▶ _Given request 1_
Can you reproduce the shareholder proposals text below from "In addition, since" up to and including "be elected annually."?

▶ _Provided passage_
+ + + + +

Appendix 1: Examples of shareholder governance proposals

Example 1 (sponsor unspecified):

SHAREHOLDER PROPOSAL

REPEAL CLASSIFIED BOARD

BE IT RESOLVED, that the stockholders of Spectrum Brands, Inc. request that the Board of Directors take the necessary steps to declassify the Board of Directors and establish annual election of directors, whereby directors would be elected annually and not by classes. This policy would take effect immediately, and be applicable to the re-election of any incumbent director who term, under the current classified system, subsequently expires.

SUPPORTING STATEMENT

We believe that the ability to elect directors is the single most important use of the shareholder franchise. Accordingly, directors should be accountable to shareholders on an annual basis. The election of directors by classes, for three-year terms, in our opinion, minimizes accountability and precludes the full exercise of the rights of shareholders to approve or disapprove annually the performance of a director of directors.

In addition, since only one-third of the Board of Directors is elected annually, we believe that classified boards could frustrate, to the detriment of long-term shareholder interest, the efforts of a bidder to acquire control or a challenger to engage successfully in a proxy contest.

We urge your support for the proposal to repeal the classified board and establish that all directors be elected annually.

Example 2 (an individual sponsor):

PROPOSAL 2 – CUMULATIVE VOTING

Nick Rossi, P.O. Box 249, Booville, CA 95415, claiming beneficial ownership of 500 shares of common stock, submitted this proposal.

+ + + + +

▶ _Given request 2_
Which lines of the records below contain the string "value"? Select each of them and copy it out.

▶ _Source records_
+ + + + +

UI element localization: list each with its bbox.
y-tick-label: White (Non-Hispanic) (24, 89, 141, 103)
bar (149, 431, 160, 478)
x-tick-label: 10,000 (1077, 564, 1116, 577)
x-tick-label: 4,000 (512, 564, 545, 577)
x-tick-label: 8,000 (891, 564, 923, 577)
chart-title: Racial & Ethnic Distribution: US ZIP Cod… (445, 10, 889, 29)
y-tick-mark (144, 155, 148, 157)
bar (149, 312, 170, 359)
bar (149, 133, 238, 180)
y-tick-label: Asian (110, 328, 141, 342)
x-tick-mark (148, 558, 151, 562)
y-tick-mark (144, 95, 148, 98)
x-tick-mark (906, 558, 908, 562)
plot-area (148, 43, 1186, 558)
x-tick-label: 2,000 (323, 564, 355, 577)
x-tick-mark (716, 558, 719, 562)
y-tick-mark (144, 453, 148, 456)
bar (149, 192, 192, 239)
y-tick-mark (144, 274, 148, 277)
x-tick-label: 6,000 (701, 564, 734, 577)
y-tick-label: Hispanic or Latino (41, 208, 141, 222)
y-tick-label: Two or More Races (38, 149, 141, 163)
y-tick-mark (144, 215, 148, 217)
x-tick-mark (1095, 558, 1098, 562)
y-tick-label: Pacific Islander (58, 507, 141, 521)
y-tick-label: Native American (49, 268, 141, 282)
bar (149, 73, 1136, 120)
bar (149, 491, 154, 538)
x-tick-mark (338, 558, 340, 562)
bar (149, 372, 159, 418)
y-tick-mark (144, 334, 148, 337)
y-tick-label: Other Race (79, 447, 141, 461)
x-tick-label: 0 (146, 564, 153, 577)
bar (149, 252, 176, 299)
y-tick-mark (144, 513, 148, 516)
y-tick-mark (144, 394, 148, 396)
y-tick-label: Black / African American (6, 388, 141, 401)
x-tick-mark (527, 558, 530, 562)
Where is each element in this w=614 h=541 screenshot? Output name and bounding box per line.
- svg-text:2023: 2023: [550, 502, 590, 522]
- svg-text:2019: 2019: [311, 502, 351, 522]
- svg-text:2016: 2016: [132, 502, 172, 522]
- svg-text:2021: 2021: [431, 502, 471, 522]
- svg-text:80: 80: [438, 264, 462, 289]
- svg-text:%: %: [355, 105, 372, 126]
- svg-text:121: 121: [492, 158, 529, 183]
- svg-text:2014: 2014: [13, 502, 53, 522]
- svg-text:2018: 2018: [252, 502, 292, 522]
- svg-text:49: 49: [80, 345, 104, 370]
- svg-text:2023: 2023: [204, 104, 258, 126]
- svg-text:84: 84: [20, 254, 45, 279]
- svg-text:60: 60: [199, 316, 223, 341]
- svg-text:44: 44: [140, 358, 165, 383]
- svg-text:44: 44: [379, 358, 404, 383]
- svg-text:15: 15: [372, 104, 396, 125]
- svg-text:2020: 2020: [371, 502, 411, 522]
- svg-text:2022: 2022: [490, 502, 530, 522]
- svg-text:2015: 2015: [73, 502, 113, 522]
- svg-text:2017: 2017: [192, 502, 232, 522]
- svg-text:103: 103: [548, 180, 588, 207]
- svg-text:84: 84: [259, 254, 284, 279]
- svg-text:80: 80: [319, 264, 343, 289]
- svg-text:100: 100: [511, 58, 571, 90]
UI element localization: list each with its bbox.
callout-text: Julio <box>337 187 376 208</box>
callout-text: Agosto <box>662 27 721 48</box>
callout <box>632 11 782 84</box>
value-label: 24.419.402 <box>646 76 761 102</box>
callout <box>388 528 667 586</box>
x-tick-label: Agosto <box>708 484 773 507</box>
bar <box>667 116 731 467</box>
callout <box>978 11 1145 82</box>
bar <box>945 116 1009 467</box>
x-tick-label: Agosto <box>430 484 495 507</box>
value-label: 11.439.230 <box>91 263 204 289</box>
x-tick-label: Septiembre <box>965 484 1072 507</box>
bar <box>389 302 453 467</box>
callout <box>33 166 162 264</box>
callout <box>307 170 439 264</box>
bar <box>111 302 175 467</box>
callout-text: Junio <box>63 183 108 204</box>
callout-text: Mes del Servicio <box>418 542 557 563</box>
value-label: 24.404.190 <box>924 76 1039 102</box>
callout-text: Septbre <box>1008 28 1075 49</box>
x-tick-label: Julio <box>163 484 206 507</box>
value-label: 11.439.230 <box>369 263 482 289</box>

+ + + + +

▶ _Complete output 1_
In addition, since only one-third of the Board of Directors is elected annually, we believe that classified boards could frustrate, to the detriment of long-term shareholder interest, the efforts of a bidder to acquire control or a challenger to engage successfully in a proxy contest.

We urge your support for the proposal to repeal the classified board and establish that all directors be elected annually.

▶ _Complete output 2_
value-label: 24.419.402 <box>646 76 761 102</box>
value-label: 11.439.230 <box>91 263 204 289</box>
value-label: 24.404.190 <box>924 76 1039 102</box>
value-label: 11.439.230 <box>369 263 482 289</box>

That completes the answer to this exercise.